§ **PROBLEM REQUIREMENTS**: Identify the lines bearing the string "Norm" and gather them.

§ **RECORDS PROVIDED**:
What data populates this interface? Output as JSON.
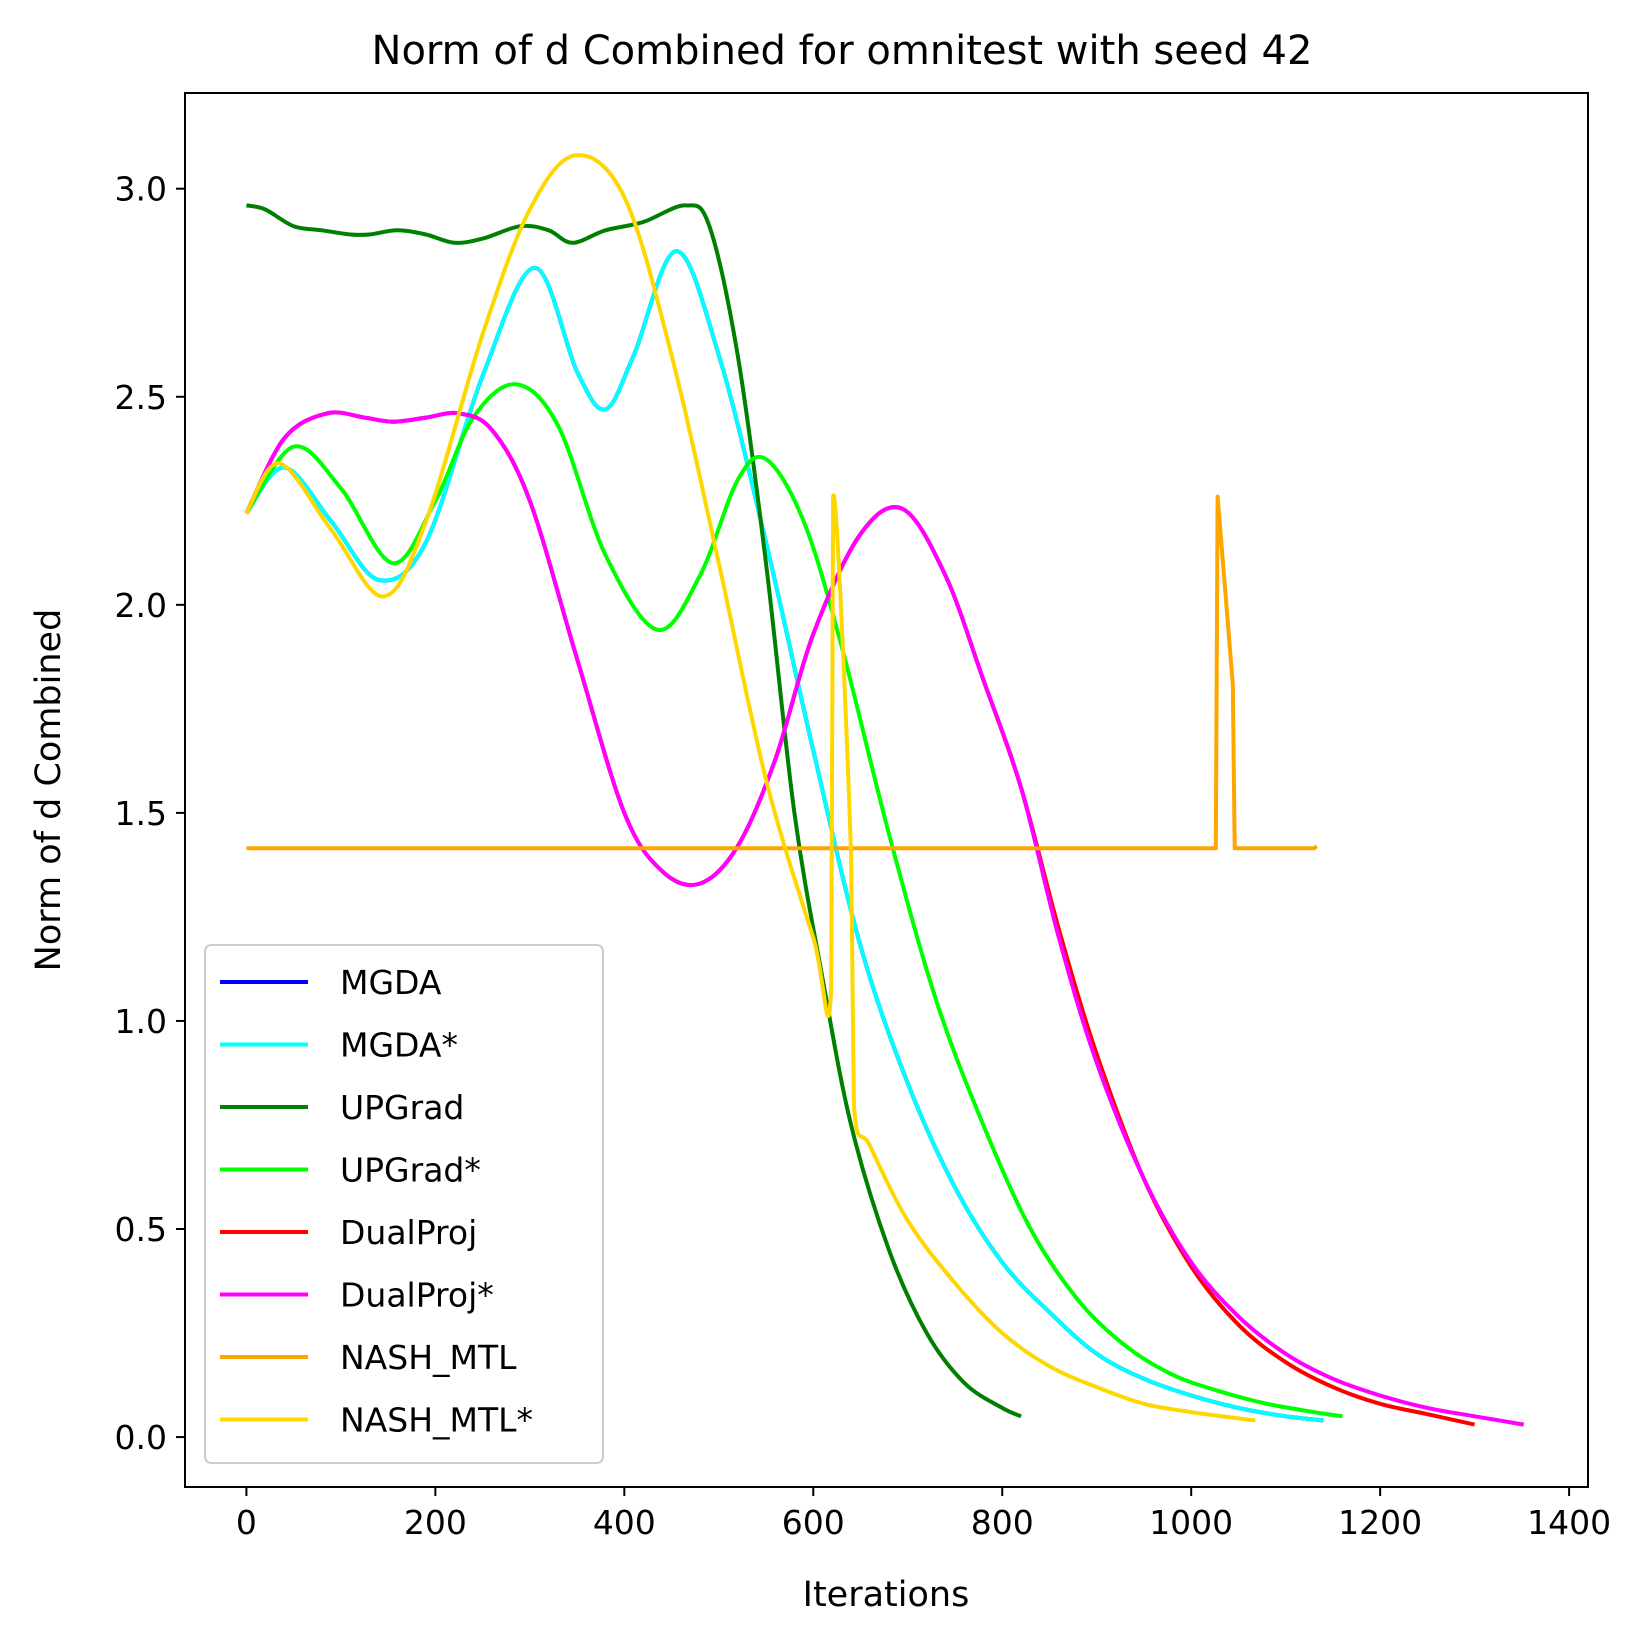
{
  "chart_data": {
    "type": "line",
    "title": "Norm of d Combined for omnitest with seed 42",
    "xlabel": "Iterations",
    "ylabel": "Norm of d Combined",
    "xlim": [
      -65,
      1420
    ],
    "ylim": [
      -0.12,
      3.23
    ],
    "xticks": [
      0,
      200,
      400,
      600,
      800,
      1000,
      1200,
      1400
    ],
    "yticks": [
      0.0,
      0.5,
      1.0,
      1.5,
      2.0,
      2.5,
      3.0
    ],
    "xtick_labels": [
      "0",
      "200",
      "400",
      "600",
      "800",
      "1000",
      "1200",
      "1400"
    ],
    "ytick_labels": [
      "0.0",
      "0.5",
      "1.0",
      "1.5",
      "2.0",
      "2.5",
      "3.0"
    ],
    "grid": false,
    "legend_position": "lower-left",
    "series": [
      {
        "name": "MGDA",
        "color": "#0000ff",
        "x": [
          0,
          40,
          90,
          140,
          190,
          250,
          305,
          350,
          380,
          410,
          455,
          500,
          550,
          600,
          650,
          700,
          750,
          800,
          850,
          900,
          950,
          1000,
          1050,
          1100,
          1140
        ],
        "y": [
          2.22,
          2.33,
          2.2,
          2.06,
          2.15,
          2.55,
          2.81,
          2.56,
          2.47,
          2.6,
          2.85,
          2.6,
          2.15,
          1.65,
          1.18,
          0.85,
          0.6,
          0.42,
          0.3,
          0.2,
          0.14,
          0.1,
          0.07,
          0.05,
          0.04
        ]
      },
      {
        "name": "MGDA*",
        "color": "#00ffff",
        "x": [
          0,
          40,
          90,
          140,
          190,
          250,
          305,
          350,
          380,
          410,
          455,
          500,
          550,
          600,
          650,
          700,
          750,
          800,
          850,
          900,
          950,
          1000,
          1050,
          1100,
          1140
        ],
        "y": [
          2.22,
          2.33,
          2.2,
          2.06,
          2.15,
          2.55,
          2.81,
          2.56,
          2.47,
          2.6,
          2.85,
          2.6,
          2.15,
          1.65,
          1.18,
          0.85,
          0.6,
          0.42,
          0.3,
          0.2,
          0.14,
          0.1,
          0.07,
          0.05,
          0.04
        ]
      },
      {
        "name": "UPGrad",
        "color": "#008000",
        "x": [
          0,
          20,
          50,
          80,
          110,
          130,
          160,
          190,
          220,
          250,
          290,
          320,
          345,
          380,
          420,
          465,
          490,
          520,
          550,
          580,
          610,
          640,
          680,
          720,
          760,
          800,
          820
        ],
        "y": [
          2.96,
          2.95,
          2.91,
          2.9,
          2.89,
          2.89,
          2.9,
          2.89,
          2.87,
          2.88,
          2.91,
          2.9,
          2.87,
          2.9,
          2.92,
          2.96,
          2.91,
          2.6,
          2.1,
          1.5,
          1.1,
          0.75,
          0.45,
          0.25,
          0.13,
          0.07,
          0.05
        ]
      },
      {
        "name": "UPGrad*",
        "color": "#00ff00",
        "x": [
          0,
          50,
          100,
          155,
          200,
          240,
          285,
          330,
          380,
          435,
          480,
          520,
          550,
          590,
          630,
          680,
          730,
          780,
          830,
          880,
          930,
          980,
          1030,
          1080,
          1130,
          1160
        ],
        "y": [
          2.22,
          2.38,
          2.28,
          2.1,
          2.25,
          2.45,
          2.53,
          2.43,
          2.12,
          1.94,
          2.07,
          2.3,
          2.35,
          2.2,
          1.9,
          1.45,
          1.05,
          0.75,
          0.5,
          0.33,
          0.22,
          0.15,
          0.11,
          0.08,
          0.06,
          0.05
        ]
      },
      {
        "name": "DualProj",
        "color": "#ff0000",
        "x": [
          0,
          40,
          85,
          125,
          155,
          190,
          225,
          260,
          300,
          350,
          400,
          440,
          480,
          520,
          560,
          600,
          650,
          695,
          740,
          780,
          820,
          860,
          900,
          950,
          1000,
          1050,
          1100,
          1150,
          1200,
          1250,
          1300
        ],
        "y": [
          2.22,
          2.4,
          2.46,
          2.45,
          2.44,
          2.45,
          2.46,
          2.42,
          2.25,
          1.87,
          1.5,
          1.36,
          1.33,
          1.42,
          1.63,
          1.93,
          2.17,
          2.23,
          2.07,
          1.82,
          1.56,
          1.22,
          0.92,
          0.62,
          0.41,
          0.27,
          0.18,
          0.12,
          0.08,
          0.055,
          0.03
        ]
      },
      {
        "name": "DualProj*",
        "color": "#ff00ff",
        "x": [
          0,
          40,
          85,
          125,
          155,
          190,
          225,
          260,
          300,
          350,
          400,
          440,
          480,
          520,
          560,
          600,
          650,
          695,
          740,
          780,
          820,
          860,
          900,
          950,
          1000,
          1050,
          1100,
          1150,
          1200,
          1250,
          1300,
          1352
        ],
        "y": [
          2.22,
          2.4,
          2.46,
          2.45,
          2.44,
          2.45,
          2.46,
          2.42,
          2.25,
          1.87,
          1.5,
          1.36,
          1.33,
          1.42,
          1.63,
          1.93,
          2.17,
          2.23,
          2.07,
          1.82,
          1.56,
          1.2,
          0.9,
          0.62,
          0.42,
          0.29,
          0.2,
          0.14,
          0.1,
          0.07,
          0.05,
          0.03
        ]
      },
      {
        "name": "NASH_MTL",
        "color": "#ffa500",
        "x": [
          0,
          1026,
          1028,
          1044,
          1046,
          1130,
          1133
        ],
        "y": [
          1.415,
          1.415,
          2.26,
          1.81,
          1.415,
          1.415,
          1.42
        ]
      },
      {
        "name": "NASH_MTL*",
        "color": "#ffd700",
        "x": [
          0,
          35,
          90,
          145,
          190,
          250,
          300,
          348,
          400,
          450,
          500,
          550,
          600,
          619,
          621,
          640,
          643,
          660,
          700,
          750,
          800,
          850,
          900,
          950,
          1000,
          1050,
          1068
        ],
        "y": [
          2.22,
          2.34,
          2.18,
          2.02,
          2.2,
          2.65,
          2.95,
          3.08,
          2.98,
          2.6,
          2.1,
          1.58,
          1.2,
          1.08,
          2.26,
          1.4,
          0.8,
          0.7,
          0.52,
          0.37,
          0.25,
          0.17,
          0.12,
          0.08,
          0.06,
          0.045,
          0.04
        ]
      }
    ]
  }
}
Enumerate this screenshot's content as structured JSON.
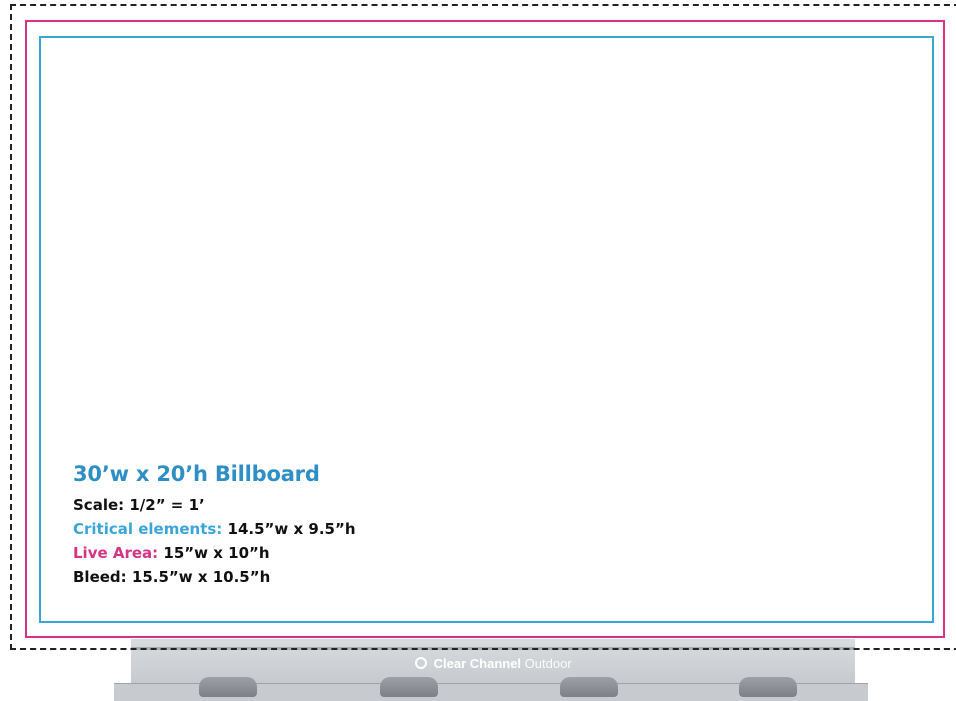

§ **TASK RESULT**:
    "title": "Norm of d Combined for omnitest with seed 42",
    "ylabel": "Norm of d Combined",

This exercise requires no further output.